■ **Given exercise**:
Lay out the lines of the material below as a numbered list, leaving out any blank lines.
▽
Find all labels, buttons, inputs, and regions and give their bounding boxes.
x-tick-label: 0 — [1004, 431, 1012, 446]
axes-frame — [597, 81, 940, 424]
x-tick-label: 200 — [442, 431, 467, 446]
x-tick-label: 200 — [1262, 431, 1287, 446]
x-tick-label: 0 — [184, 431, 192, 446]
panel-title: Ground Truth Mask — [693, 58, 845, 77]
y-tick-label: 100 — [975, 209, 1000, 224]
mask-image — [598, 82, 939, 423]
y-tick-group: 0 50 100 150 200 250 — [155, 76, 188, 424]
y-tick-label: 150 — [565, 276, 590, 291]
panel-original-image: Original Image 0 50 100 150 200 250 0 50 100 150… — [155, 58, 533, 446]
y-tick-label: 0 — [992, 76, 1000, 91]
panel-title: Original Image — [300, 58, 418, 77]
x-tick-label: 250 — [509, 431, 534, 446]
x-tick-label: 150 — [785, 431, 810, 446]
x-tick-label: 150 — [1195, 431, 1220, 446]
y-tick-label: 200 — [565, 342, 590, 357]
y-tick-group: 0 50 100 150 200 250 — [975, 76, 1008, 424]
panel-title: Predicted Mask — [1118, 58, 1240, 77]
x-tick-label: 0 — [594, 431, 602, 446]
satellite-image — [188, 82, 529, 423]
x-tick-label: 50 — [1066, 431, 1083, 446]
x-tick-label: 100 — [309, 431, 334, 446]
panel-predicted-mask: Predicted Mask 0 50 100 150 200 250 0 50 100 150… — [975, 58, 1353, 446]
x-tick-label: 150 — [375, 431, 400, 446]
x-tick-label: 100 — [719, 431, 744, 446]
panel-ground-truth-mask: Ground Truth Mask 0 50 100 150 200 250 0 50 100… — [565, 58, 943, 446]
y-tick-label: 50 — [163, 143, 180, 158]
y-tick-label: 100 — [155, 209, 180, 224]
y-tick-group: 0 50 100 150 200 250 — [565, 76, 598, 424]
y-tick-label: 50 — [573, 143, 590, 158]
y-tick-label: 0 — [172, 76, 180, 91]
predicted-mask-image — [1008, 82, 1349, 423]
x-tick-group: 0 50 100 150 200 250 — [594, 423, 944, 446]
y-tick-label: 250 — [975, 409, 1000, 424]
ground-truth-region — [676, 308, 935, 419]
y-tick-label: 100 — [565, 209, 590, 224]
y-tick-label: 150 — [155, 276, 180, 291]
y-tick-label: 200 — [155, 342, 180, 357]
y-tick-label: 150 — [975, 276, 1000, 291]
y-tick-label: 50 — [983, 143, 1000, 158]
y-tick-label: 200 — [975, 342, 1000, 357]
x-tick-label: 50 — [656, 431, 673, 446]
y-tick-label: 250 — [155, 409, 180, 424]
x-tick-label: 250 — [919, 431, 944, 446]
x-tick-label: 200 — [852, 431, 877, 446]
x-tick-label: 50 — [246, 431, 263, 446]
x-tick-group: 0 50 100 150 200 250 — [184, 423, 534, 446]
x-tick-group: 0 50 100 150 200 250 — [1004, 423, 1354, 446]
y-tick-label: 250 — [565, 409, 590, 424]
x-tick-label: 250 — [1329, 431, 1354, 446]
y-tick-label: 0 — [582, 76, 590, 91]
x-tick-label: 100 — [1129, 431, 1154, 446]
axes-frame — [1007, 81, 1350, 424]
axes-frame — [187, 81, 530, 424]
△
■ **Written response**:
1. Find all labels, buttons, inputs, and regions and give their bounding boxes.
2. x-tick-label: 0 — [1004, 431, 1012, 446]
3. axes-frame — [597, 81, 940, 424]
4. x-tick-label: 200 — [442, 431, 467, 446]
5. x-tick-label: 200 — [1262, 431, 1287, 446]
6. x-tick-label: 0 — [184, 431, 192, 446]
7. panel-title: Ground Truth Mask — [693, 58, 845, 77]
8. y-tick-label: 100 — [975, 209, 1000, 224]
9. mask-image — [598, 82, 939, 423]
10. y-tick-group: 0 50 100 150 200 250 — [155, 76, 188, 424]
11. y-tick-label: 150 — [565, 276, 590, 291]
12. panel-original-image: Original Image 0 50 100 150 200 250 0 50 100 150… — [155, 58, 533, 446]
13. y-tick-label: 0 — [992, 76, 1000, 91]
14. panel-title: Original Image — [300, 58, 418, 77]
15. x-tick-label: 250 — [509, 431, 534, 446]
16. x-tick-label: 150 — [785, 431, 810, 446]
17. x-tick-label: 150 — [1195, 431, 1220, 446]
18. y-tick-label: 200 — [565, 342, 590, 357]
19. y-tick-group: 0 50 100 150 200 250 — [975, 76, 1008, 424]
20. panel-title: Predicted Mask — [1118, 58, 1240, 77]
21. x-tick-label: 0 — [594, 431, 602, 446]
22. satellite-image — [188, 82, 529, 423]
23. x-tick-label: 50 — [1066, 431, 1083, 446]
24. x-tick-label: 100 — [309, 431, 334, 446]
25. panel-predicted-mask: Predicted Mask 0 50 100 150 200 250 0 50 100 150… — [975, 58, 1353, 446]
26. x-tick-label: 150 — [375, 431, 400, 446]
27. x-tick-label: 100 — [719, 431, 744, 446]
28. panel-ground-truth-mask: Ground Truth Mask 0 50 100 150 200 250 0 50 100… — [565, 58, 943, 446]
29. y-tick-label: 50 — [163, 143, 180, 158]
30. y-tick-label: 100 — [155, 209, 180, 224]
31. y-tick-group: 0 50 100 150 200 250 — [565, 76, 598, 424]
32. y-tick-label: 50 — [573, 143, 590, 158]
33. y-tick-label: 0 — [172, 76, 180, 91]
34. predicted-mask-image — [1008, 82, 1349, 423]
35. x-tick-group: 0 50 100 150 200 250 — [594, 423, 944, 446]
36. y-tick-label: 250 — [975, 409, 1000, 424]
37. ground-truth-region — [676, 308, 935, 419]
38. y-tick-label: 100 — [565, 209, 590, 224]
39. y-tick-label: 150 — [155, 276, 180, 291]
40. y-tick-label: 200 — [155, 342, 180, 357]
41. y-tick-label: 150 — [975, 276, 1000, 291]
42. y-tick-label: 50 — [983, 143, 1000, 158]
43. y-tick-label: 200 — [975, 342, 1000, 357]
44. x-tick-label: 50 — [656, 431, 673, 446]
45. y-tick-label: 250 — [155, 409, 180, 424]
46. x-tick-label: 250 — [919, 431, 944, 446]
47. x-tick-label: 200 — [852, 431, 877, 446]
48. x-tick-label: 50 — [246, 431, 263, 446]
49. x-tick-group: 0 50 100 150 200 250 — [184, 423, 534, 446]
50. x-tick-group: 0 50 100 150 200 250 — [1004, 423, 1354, 446]
51. y-tick-label: 250 — [565, 409, 590, 424]
52. x-tick-label: 250 — [1329, 431, 1354, 446]
53. y-tick-label: 0 — [582, 76, 590, 91]
54. x-tick-label: 100 — [1129, 431, 1154, 446]
55. axes-frame — [1007, 81, 1350, 424]
56. axes-frame — [187, 81, 530, 424]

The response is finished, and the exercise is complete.